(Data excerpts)

»»

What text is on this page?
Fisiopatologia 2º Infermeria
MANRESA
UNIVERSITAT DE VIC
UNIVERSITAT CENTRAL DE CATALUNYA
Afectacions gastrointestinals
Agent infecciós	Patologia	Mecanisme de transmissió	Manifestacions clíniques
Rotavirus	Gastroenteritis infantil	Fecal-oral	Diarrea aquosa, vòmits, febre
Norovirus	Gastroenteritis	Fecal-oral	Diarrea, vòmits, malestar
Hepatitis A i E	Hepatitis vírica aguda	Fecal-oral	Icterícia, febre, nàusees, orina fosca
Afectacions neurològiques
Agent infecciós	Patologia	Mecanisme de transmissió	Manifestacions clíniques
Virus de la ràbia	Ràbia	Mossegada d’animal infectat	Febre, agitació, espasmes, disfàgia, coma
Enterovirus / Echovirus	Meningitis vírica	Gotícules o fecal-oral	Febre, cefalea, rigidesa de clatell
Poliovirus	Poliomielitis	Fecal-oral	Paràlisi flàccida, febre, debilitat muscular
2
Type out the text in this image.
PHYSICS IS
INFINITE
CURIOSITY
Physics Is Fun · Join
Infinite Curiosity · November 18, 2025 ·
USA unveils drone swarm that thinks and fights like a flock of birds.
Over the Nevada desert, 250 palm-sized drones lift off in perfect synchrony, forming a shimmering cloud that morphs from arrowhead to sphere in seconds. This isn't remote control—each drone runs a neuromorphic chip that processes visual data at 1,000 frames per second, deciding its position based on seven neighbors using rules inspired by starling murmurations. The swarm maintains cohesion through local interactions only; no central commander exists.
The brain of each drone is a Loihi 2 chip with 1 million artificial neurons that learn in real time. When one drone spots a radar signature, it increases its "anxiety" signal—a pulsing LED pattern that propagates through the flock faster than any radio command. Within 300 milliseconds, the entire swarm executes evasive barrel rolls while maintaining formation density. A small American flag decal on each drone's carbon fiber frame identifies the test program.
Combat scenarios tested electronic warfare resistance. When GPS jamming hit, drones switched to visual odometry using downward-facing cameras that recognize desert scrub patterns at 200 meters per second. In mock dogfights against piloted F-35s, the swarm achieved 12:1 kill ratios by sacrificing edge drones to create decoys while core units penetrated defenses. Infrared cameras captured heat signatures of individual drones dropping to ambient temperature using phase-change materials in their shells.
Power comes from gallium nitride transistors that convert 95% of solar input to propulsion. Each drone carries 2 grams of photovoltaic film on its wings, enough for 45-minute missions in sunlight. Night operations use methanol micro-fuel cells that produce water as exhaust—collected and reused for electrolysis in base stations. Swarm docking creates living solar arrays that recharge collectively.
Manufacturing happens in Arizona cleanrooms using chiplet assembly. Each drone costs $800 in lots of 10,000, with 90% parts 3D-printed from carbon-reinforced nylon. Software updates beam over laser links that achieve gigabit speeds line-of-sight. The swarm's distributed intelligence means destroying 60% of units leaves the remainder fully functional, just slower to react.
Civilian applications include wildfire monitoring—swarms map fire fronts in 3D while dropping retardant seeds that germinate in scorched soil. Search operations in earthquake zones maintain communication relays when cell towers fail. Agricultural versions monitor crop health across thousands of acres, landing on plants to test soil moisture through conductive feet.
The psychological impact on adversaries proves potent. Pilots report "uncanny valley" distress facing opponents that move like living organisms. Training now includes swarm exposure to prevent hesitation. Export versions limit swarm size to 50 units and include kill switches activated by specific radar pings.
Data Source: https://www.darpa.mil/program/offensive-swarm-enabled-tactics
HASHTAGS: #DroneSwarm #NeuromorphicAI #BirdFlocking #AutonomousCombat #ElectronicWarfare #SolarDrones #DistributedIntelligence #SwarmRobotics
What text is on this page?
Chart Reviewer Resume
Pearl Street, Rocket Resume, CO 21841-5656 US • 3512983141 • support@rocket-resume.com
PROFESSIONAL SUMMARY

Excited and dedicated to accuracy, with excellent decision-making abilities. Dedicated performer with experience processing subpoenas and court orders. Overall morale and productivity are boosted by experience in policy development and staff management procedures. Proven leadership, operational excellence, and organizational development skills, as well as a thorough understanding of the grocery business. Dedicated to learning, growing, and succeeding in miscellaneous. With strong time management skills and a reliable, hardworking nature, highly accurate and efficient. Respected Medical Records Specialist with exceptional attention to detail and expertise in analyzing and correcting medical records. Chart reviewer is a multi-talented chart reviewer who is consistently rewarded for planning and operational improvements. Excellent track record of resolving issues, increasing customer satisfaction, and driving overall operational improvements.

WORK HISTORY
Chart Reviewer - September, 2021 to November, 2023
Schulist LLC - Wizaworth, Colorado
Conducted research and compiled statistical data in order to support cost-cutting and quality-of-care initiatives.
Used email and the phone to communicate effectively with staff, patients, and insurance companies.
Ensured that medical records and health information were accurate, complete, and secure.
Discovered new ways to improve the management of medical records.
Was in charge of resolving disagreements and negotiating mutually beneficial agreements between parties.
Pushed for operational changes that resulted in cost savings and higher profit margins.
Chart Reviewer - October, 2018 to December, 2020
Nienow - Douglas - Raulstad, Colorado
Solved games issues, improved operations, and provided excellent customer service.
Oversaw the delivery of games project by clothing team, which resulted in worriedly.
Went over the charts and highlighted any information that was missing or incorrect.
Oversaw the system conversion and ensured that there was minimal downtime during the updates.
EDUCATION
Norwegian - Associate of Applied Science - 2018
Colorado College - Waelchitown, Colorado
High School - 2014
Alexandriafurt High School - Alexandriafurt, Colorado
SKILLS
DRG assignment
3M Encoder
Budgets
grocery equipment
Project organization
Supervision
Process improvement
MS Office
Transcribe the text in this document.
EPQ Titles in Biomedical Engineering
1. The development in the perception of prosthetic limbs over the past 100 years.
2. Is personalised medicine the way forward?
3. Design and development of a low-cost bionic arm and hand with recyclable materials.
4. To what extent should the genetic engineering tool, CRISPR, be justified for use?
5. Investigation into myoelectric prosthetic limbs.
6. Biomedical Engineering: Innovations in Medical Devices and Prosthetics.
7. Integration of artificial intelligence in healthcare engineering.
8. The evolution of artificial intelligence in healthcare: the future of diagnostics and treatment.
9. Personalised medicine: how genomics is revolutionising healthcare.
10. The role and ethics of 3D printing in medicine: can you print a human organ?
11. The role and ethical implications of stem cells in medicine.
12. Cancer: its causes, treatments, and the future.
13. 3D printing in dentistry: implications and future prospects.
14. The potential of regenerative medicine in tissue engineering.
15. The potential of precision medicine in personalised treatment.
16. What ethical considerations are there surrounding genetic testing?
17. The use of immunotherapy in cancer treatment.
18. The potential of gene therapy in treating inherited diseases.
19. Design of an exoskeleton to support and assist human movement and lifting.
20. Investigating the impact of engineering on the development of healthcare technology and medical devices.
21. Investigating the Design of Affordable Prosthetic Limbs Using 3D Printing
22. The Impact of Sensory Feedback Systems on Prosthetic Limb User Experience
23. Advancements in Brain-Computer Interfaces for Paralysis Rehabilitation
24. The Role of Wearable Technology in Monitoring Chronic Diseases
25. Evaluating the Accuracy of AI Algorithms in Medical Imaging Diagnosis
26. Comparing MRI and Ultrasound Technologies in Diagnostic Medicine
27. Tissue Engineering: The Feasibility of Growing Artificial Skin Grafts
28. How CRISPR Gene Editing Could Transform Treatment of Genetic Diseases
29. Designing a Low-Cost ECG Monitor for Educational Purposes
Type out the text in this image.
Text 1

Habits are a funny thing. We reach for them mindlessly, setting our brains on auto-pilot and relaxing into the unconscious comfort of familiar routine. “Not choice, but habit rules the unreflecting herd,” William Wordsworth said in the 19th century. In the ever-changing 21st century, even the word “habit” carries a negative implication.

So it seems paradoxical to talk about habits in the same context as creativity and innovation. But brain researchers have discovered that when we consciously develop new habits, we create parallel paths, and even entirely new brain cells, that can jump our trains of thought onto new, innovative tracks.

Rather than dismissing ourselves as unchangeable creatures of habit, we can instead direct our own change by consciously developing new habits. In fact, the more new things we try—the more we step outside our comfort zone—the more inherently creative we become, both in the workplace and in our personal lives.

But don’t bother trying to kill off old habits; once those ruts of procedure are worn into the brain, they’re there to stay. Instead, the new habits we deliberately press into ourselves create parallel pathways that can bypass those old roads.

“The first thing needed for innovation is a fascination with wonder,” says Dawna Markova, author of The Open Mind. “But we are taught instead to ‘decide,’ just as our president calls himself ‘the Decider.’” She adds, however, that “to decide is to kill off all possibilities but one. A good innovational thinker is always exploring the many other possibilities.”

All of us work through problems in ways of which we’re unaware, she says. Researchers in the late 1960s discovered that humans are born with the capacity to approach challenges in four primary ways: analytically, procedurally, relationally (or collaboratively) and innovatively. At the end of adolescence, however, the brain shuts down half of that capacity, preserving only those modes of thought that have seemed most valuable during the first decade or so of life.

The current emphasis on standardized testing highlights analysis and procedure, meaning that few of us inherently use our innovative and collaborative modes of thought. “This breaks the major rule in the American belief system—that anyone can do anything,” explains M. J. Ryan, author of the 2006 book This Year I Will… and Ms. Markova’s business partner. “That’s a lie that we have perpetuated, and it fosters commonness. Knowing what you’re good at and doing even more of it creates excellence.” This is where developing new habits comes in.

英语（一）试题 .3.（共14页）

««

▶ **Problem requirements**
A line counts if it includes the string "during". State how many such lines the entries have, with no other text.

▶ **Response to the exercise**
2